Work instructions: Reproduce each of the items below line for line, without changing a single character.

---------- Record excerpts

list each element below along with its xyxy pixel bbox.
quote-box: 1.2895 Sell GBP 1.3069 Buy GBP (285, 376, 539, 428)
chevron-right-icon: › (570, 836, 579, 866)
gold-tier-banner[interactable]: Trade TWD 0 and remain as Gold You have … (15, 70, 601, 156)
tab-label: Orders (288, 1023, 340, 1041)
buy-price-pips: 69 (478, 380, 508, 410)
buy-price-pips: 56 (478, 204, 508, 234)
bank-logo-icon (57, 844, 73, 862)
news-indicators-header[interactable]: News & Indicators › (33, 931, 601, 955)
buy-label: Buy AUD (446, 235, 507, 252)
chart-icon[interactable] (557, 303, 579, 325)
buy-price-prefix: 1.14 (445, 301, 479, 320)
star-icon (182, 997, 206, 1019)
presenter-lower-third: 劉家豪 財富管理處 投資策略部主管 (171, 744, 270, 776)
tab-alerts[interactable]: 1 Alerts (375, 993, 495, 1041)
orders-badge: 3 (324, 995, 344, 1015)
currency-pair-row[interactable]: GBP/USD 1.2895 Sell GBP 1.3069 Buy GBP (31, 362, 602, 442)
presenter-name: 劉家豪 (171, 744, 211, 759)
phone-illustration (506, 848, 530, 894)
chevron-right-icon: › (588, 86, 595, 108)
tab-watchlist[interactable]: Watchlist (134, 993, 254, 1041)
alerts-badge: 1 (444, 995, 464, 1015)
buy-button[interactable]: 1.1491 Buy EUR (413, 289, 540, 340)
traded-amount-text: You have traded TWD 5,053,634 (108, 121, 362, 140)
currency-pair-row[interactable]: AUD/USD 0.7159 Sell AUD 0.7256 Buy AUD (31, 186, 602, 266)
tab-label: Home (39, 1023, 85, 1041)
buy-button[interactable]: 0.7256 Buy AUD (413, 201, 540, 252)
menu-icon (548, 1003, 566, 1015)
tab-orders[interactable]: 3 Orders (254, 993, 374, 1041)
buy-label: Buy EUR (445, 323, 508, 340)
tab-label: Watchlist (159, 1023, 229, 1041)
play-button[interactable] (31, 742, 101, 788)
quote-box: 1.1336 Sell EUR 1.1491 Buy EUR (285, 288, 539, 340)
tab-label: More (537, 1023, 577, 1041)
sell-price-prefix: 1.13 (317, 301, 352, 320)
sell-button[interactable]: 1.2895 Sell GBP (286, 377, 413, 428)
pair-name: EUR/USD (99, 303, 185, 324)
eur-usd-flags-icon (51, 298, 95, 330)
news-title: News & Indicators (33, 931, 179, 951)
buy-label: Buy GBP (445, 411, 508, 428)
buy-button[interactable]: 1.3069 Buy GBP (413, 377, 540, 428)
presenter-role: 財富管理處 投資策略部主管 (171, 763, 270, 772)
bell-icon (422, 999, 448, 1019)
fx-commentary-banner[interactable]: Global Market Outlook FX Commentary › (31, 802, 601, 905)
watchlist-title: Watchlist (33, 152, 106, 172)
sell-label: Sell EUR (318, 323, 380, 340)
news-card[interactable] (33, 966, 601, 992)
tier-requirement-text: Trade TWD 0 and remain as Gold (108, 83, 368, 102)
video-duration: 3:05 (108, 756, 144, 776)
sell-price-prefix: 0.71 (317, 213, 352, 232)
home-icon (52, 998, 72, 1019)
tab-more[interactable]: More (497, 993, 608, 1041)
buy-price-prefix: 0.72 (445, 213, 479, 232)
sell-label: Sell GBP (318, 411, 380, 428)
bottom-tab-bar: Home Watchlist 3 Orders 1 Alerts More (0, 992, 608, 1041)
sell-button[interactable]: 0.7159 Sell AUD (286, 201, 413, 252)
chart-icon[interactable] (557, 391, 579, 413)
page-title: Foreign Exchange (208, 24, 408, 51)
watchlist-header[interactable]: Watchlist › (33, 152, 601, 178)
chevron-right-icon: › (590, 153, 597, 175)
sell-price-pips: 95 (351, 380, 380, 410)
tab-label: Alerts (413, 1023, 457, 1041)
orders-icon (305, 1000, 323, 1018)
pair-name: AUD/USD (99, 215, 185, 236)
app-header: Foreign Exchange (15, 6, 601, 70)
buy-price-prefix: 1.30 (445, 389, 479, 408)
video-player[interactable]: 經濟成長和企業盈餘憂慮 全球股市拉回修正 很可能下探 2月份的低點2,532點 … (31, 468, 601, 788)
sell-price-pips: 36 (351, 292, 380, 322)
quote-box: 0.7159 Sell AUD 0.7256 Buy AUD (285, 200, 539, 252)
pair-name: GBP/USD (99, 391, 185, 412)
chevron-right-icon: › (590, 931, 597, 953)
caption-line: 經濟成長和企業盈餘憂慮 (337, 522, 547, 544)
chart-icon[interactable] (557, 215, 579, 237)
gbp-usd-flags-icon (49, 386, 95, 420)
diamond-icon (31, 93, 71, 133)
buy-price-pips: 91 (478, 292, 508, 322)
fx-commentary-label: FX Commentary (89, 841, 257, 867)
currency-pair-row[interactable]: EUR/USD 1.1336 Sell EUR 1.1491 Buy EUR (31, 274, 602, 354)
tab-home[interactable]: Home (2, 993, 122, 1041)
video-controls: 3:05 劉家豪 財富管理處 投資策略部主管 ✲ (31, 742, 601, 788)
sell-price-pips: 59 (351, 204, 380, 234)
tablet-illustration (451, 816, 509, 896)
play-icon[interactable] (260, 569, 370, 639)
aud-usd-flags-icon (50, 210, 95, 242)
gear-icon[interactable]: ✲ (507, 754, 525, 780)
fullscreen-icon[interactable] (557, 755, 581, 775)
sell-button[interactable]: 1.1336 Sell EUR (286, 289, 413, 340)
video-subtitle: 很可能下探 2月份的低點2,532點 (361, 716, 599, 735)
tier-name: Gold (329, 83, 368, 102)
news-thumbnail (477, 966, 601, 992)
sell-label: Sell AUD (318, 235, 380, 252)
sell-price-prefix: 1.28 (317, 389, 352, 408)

--------------------

Solution for this task:
list each element below along with its xyxy pixel bbox.
quote-box: 1.2895 Sell GBP 1.3069 Buy GBP (285, 376, 539, 428)
chevron-right-icon: › (570, 836, 579, 866)
gold-tier-banner[interactable]: Trade TWD 0 and remain as Gold You have … (15, 70, 601, 156)
tab-label: Orders (288, 1023, 340, 1041)
buy-price-pips: 69 (478, 380, 508, 410)
buy-price-pips: 56 (478, 204, 508, 234)
bank-logo-icon (57, 844, 73, 862)
news-indicators-header[interactable]: News & Indicators › (33, 931, 601, 955)
buy-label: Buy AUD (446, 235, 507, 252)
chart-icon[interactable] (557, 303, 579, 325)
buy-price-prefix: 1.14 (445, 301, 479, 320)
star-icon (182, 997, 206, 1019)
presenter-lower-third: 劉家豪 財富管理處 投資策略部主管 (171, 744, 270, 776)
tab-alerts[interactable]: 1 Alerts (375, 993, 495, 1041)
orders-badge: 3 (324, 995, 344, 1015)
currency-pair-row[interactable]: GBP/USD 1.2895 Sell GBP 1.3069 Buy GBP (31, 362, 602, 442)
presenter-name: 劉家豪 (171, 744, 211, 759)
phone-illustration (506, 848, 530, 894)
chevron-right-icon: › (588, 86, 595, 108)
tab-watchlist[interactable]: Watchlist (134, 993, 254, 1041)
alerts-badge: 1 (444, 995, 464, 1015)
buy-button[interactable]: 1.1491 Buy EUR (413, 289, 540, 340)
traded-amount-text: You have traded TWD 5,053,634 (108, 121, 362, 140)
currency-pair-row[interactable]: AUD/USD 0.7159 Sell AUD 0.7256 Buy AUD (31, 186, 602, 266)
tab-label: Home (39, 1023, 85, 1041)
buy-button[interactable]: 0.7256 Buy AUD (413, 201, 540, 252)
menu-icon (548, 1003, 566, 1015)
tab-orders[interactable]: 3 Orders (254, 993, 374, 1041)
buy-label: Buy EUR (445, 323, 508, 340)
tab-label: Watchlist (159, 1023, 229, 1041)
play-button[interactable] (31, 742, 101, 788)
quote-box: 1.1336 Sell EUR 1.1491 Buy EUR (285, 288, 539, 340)
tab-label: More (537, 1023, 577, 1041)
sell-price-prefix: 1.13 (317, 301, 352, 320)
sell-button[interactable]: 1.2895 Sell GBP (286, 377, 413, 428)
pair-name: EUR/USD (99, 303, 185, 324)
eur-usd-flags-icon (51, 298, 95, 330)
news-title: News & Indicators (33, 931, 179, 951)
buy-label: Buy GBP (445, 411, 508, 428)
buy-button[interactable]: 1.3069 Buy GBP (413, 377, 540, 428)
presenter-role: 財富管理處 投資策略部主管 (171, 763, 270, 772)
bell-icon (422, 999, 448, 1019)
fx-commentary-banner[interactable]: Global Market Outlook FX Commentary › (31, 802, 601, 905)
watchlist-title: Watchlist (33, 152, 106, 172)
sell-label: Sell EUR (318, 323, 380, 340)
news-card[interactable] (33, 966, 601, 992)
tier-requirement-text: Trade TWD 0 and remain as Gold (108, 83, 368, 102)
video-duration: 3:05 (108, 756, 144, 776)
sell-price-prefix: 0.71 (317, 213, 352, 232)
home-icon (52, 998, 72, 1019)
tab-more[interactable]: More (497, 993, 608, 1041)
buy-price-prefix: 0.72 (445, 213, 479, 232)
sell-label: Sell GBP (318, 411, 380, 428)
bottom-tab-bar: Home Watchlist 3 Orders 1 Alerts More (0, 992, 608, 1041)
sell-button[interactable]: 0.7159 Sell AUD (286, 201, 413, 252)
chart-icon[interactable] (557, 391, 579, 413)
page-title: Foreign Exchange (208, 24, 408, 51)
watchlist-header[interactable]: Watchlist › (33, 152, 601, 178)
chevron-right-icon: › (590, 153, 597, 175)
sell-price-pips: 95 (351, 380, 380, 410)
tab-label: Alerts (413, 1023, 457, 1041)
orders-icon (305, 1000, 323, 1018)
pair-name: AUD/USD (99, 215, 185, 236)
app-header: Foreign Exchange (15, 6, 601, 70)
buy-price-prefix: 1.30 (445, 389, 479, 408)
video-player[interactable]: 經濟成長和企業盈餘憂慮 全球股市拉回修正 很可能下探 2月份的低點2,532點 … (31, 468, 601, 788)
sell-price-pips: 36 (351, 292, 380, 322)
quote-box: 0.7159 Sell AUD 0.7256 Buy AUD (285, 200, 539, 252)
pair-name: GBP/USD (99, 391, 185, 412)
chevron-right-icon: › (590, 931, 597, 953)
caption-line: 經濟成長和企業盈餘憂慮 (337, 522, 547, 544)
chart-icon[interactable] (557, 215, 579, 237)
gbp-usd-flags-icon (49, 386, 95, 420)
diamond-icon (31, 93, 71, 133)
buy-price-pips: 91 (478, 292, 508, 322)
fx-commentary-label: FX Commentary (89, 841, 257, 867)
currency-pair-row[interactable]: EUR/USD 1.1336 Sell EUR 1.1491 Buy EUR (31, 274, 602, 354)
tab-home[interactable]: Home (2, 993, 122, 1041)
video-controls: 3:05 劉家豪 財富管理處 投資策略部主管 ✲ (31, 742, 601, 788)
sell-price-pips: 59 (351, 204, 380, 234)
tablet-illustration (451, 816, 509, 896)
play-icon[interactable] (260, 569, 370, 639)
aud-usd-flags-icon (50, 210, 95, 242)
gear-icon[interactable]: ✲ (507, 754, 525, 780)
fullscreen-icon[interactable] (557, 755, 581, 775)
sell-button[interactable]: 1.1336 Sell EUR (286, 289, 413, 340)
video-subtitle: 很可能下探 2月份的低點2,532點 (361, 716, 599, 735)
tier-name: Gold (329, 83, 368, 102)
news-thumbnail (477, 966, 601, 992)
sell-label: Sell AUD (318, 235, 380, 252)
sell-price-prefix: 1.28 (317, 389, 352, 408)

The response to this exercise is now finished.